Given task:
The entire listing is to be repeated verbatim.

Begin

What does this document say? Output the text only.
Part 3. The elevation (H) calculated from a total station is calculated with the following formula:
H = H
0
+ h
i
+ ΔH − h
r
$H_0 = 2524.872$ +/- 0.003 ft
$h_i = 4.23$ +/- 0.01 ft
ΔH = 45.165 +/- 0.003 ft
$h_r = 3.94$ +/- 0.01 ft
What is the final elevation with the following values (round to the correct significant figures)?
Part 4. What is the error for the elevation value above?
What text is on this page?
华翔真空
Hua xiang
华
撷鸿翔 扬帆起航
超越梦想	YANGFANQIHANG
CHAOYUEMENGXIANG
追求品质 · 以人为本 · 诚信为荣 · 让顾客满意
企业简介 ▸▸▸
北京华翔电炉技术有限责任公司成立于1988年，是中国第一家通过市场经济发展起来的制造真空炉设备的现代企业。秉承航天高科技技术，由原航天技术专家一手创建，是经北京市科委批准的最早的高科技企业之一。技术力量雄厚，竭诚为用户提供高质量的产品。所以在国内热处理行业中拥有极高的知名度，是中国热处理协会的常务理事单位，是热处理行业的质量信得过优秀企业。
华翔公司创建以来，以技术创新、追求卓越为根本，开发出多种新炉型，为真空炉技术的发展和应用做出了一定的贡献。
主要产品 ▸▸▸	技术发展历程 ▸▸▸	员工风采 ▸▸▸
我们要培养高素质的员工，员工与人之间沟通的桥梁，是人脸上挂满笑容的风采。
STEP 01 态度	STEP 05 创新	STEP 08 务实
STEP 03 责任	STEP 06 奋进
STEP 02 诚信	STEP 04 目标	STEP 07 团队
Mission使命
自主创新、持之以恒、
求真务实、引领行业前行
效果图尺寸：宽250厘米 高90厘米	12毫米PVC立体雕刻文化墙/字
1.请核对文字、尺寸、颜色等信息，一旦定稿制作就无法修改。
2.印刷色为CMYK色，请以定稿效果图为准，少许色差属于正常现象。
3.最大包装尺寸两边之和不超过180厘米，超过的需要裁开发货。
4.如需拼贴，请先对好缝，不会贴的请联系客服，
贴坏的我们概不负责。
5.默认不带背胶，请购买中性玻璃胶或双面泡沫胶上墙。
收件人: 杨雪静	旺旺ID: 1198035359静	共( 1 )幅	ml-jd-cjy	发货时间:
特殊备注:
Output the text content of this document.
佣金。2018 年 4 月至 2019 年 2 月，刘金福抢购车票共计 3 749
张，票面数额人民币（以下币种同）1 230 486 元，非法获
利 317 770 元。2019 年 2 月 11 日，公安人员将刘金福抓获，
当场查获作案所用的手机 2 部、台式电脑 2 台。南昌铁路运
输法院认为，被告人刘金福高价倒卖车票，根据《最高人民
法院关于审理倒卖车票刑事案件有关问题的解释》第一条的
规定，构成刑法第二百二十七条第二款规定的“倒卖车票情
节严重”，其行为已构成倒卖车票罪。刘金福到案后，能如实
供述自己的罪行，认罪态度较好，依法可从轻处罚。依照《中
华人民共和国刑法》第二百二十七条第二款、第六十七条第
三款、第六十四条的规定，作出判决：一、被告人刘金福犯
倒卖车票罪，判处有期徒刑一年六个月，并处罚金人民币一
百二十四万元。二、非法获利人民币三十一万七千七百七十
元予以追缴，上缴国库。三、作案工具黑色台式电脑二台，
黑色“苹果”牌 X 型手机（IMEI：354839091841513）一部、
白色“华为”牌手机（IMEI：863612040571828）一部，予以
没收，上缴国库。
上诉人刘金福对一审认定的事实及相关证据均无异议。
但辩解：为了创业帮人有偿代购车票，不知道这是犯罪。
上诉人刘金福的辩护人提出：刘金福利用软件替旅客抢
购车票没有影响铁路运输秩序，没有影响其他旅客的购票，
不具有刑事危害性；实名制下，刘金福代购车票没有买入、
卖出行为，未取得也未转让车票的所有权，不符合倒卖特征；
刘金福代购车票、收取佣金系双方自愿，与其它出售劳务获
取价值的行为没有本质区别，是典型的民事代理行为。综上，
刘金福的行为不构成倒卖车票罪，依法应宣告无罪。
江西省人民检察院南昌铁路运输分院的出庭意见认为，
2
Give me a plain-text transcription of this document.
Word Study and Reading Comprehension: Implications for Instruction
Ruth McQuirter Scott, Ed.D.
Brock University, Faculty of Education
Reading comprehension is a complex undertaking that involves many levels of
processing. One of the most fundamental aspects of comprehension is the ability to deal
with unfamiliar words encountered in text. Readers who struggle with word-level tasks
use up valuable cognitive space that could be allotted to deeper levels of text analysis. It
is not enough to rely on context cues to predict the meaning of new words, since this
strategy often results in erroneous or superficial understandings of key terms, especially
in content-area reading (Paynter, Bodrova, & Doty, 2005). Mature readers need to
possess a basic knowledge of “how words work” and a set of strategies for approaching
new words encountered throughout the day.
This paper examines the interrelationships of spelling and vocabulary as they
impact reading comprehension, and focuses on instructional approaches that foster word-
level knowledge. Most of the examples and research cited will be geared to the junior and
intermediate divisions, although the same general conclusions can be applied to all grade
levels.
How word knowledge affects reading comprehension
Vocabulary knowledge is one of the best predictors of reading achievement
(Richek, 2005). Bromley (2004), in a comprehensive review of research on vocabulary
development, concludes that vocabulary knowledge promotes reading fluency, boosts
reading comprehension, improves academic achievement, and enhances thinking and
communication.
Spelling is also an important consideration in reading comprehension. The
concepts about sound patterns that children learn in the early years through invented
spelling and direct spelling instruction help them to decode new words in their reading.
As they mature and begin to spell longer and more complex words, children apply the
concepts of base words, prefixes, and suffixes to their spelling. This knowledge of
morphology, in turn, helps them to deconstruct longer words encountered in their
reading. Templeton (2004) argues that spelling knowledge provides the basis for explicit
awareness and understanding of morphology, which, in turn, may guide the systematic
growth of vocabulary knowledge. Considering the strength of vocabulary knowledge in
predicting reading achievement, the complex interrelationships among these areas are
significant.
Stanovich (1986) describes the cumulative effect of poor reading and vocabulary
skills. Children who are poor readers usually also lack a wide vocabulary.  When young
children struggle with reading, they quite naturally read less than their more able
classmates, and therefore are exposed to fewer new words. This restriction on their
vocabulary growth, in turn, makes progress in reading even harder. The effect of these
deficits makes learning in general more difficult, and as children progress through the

End

Result below:
What does this document say? Output the text only.
Part 3. The elevation (H) calculated from a total station is calculated with the following formula:
H = H
0
+ h
i
+ ΔH − h
r
$H_0 = 2524.872$ +/- 0.003 ft
$h_i = 4.23$ +/- 0.01 ft
ΔH = 45.165 +/- 0.003 ft
$h_r = 3.94$ +/- 0.01 ft
What is the final elevation with the following values (round to the correct significant figures)?
Part 4. What is the error for the elevation value above?
What text is on this page?
华翔真空
Hua xiang
华
撷鸿翔 扬帆起航
超越梦想	YANGFANQIHANG
CHAOYUEMENGXIANG
追求品质 · 以人为本 · 诚信为荣 · 让顾客满意
企业简介 ▸▸▸
北京华翔电炉技术有限责任公司成立于1988年，是中国第一家通过市场经济发展起来的制造真空炉设备的现代企业。秉承航天高科技技术，由原航天技术专家一手创建，是经北京市科委批准的最早的高科技企业之一。技术力量雄厚，竭诚为用户提供高质量的产品。所以在国内热处理行业中拥有极高的知名度，是中国热处理协会的常务理事单位，是热处理行业的质量信得过优秀企业。
华翔公司创建以来，以技术创新、追求卓越为根本，开发出多种新炉型，为真空炉技术的发展和应用做出了一定的贡献。
主要产品 ▸▸▸	技术发展历程 ▸▸▸	员工风采 ▸▸▸
我们要培养高素质的员工，员工与人之间沟通的桥梁，是人脸上挂满笑容的风采。
STEP 01 态度	STEP 05 创新	STEP 08 务实
STEP 03 责任	STEP 06 奋进
STEP 02 诚信	STEP 04 目标	STEP 07 团队
Mission使命
自主创新、持之以恒、
求真务实、引领行业前行
效果图尺寸：宽250厘米 高90厘米	12毫米PVC立体雕刻文化墙/字
1.请核对文字、尺寸、颜色等信息，一旦定稿制作就无法修改。
2.印刷色为CMYK色，请以定稿效果图为准，少许色差属于正常现象。
3.最大包装尺寸两边之和不超过180厘米，超过的需要裁开发货。
4.如需拼贴，请先对好缝，不会贴的请联系客服，
贴坏的我们概不负责。
5.默认不带背胶，请购买中性玻璃胶或双面泡沫胶上墙。
收件人: 杨雪静	旺旺ID: 1198035359静	共( 1 )幅	ml-jd-cjy	发货时间:
特殊备注:
Output the text content of this document.
佣金。2018 年 4 月至 2019 年 2 月，刘金福抢购车票共计 3 749
张，票面数额人民币（以下币种同）1 230 486 元，非法获
利 317 770 元。2019 年 2 月 11 日，公安人员将刘金福抓获，
当场查获作案所用的手机 2 部、台式电脑 2 台。南昌铁路运
输法院认为，被告人刘金福高价倒卖车票，根据《最高人民
法院关于审理倒卖车票刑事案件有关问题的解释》第一条的
规定，构成刑法第二百二十七条第二款规定的“倒卖车票情
节严重”，其行为已构成倒卖车票罪。刘金福到案后，能如实
供述自己的罪行，认罪态度较好，依法可从轻处罚。依照《中
华人民共和国刑法》第二百二十七条第二款、第六十七条第
三款、第六十四条的规定，作出判决：一、被告人刘金福犯
倒卖车票罪，判处有期徒刑一年六个月，并处罚金人民币一
百二十四万元。二、非法获利人民币三十一万七千七百七十
元予以追缴，上缴国库。三、作案工具黑色台式电脑二台，
黑色“苹果”牌 X 型手机（IMEI：354839091841513）一部、
白色“华为”牌手机（IMEI：863612040571828）一部，予以
没收，上缴国库。
上诉人刘金福对一审认定的事实及相关证据均无异议。
但辩解：为了创业帮人有偿代购车票，不知道这是犯罪。
上诉人刘金福的辩护人提出：刘金福利用软件替旅客抢
购车票没有影响铁路运输秩序，没有影响其他旅客的购票，
不具有刑事危害性；实名制下，刘金福代购车票没有买入、
卖出行为，未取得也未转让车票的所有权，不符合倒卖特征；
刘金福代购车票、收取佣金系双方自愿，与其它出售劳务获
取价值的行为没有本质区别，是典型的民事代理行为。综上，
刘金福的行为不构成倒卖车票罪，依法应宣告无罪。
江西省人民检察院南昌铁路运输分院的出庭意见认为，
2
Give me a plain-text transcription of this document.
Word Study and Reading Comprehension: Implications for Instruction
Ruth McQuirter Scott, Ed.D.
Brock University, Faculty of Education
Reading comprehension is a complex undertaking that involves many levels of
processing. One of the most fundamental aspects of comprehension is the ability to deal
with unfamiliar words encountered in text. Readers who struggle with word-level tasks
use up valuable cognitive space that could be allotted to deeper levels of text analysis. It
is not enough to rely on context cues to predict the meaning of new words, since this
strategy often results in erroneous or superficial understandings of key terms, especially
in content-area reading (Paynter, Bodrova, & Doty, 2005). Mature readers need to
possess a basic knowledge of “how words work” and a set of strategies for approaching
new words encountered throughout the day.
This paper examines the interrelationships of spelling and vocabulary as they
impact reading comprehension, and focuses on instructional approaches that foster word-
level knowledge. Most of the examples and research cited will be geared to the junior and
intermediate divisions, although the same general conclusions can be applied to all grade
levels.
How word knowledge affects reading comprehension
Vocabulary knowledge is one of the best predictors of reading achievement
(Richek, 2005). Bromley (2004), in a comprehensive review of research on vocabulary
development, concludes that vocabulary knowledge promotes reading fluency, boosts
reading comprehension, improves academic achievement, and enhances thinking and
communication.
Spelling is also an important consideration in reading comprehension. The
concepts about sound patterns that children learn in the early years through invented
spelling and direct spelling instruction help them to decode new words in their reading.
As they mature and begin to spell longer and more complex words, children apply the
concepts of base words, prefixes, and suffixes to their spelling. This knowledge of
morphology, in turn, helps them to deconstruct longer words encountered in their
reading. Templeton (2004) argues that spelling knowledge provides the basis for explicit
awareness and understanding of morphology, which, in turn, may guide the systematic
growth of vocabulary knowledge. Considering the strength of vocabulary knowledge in
predicting reading achievement, the complex interrelationships among these areas are
significant.
Stanovich (1986) describes the cumulative effect of poor reading and vocabulary
skills. Children who are poor readers usually also lack a wide vocabulary.  When young
children struggle with reading, they quite naturally read less than their more able
classmates, and therefore are exposed to fewer new words. This restriction on their
vocabulary growth, in turn, makes progress in reading even harder. The effect of these
deficits makes learning in general more difficult, and as children progress through the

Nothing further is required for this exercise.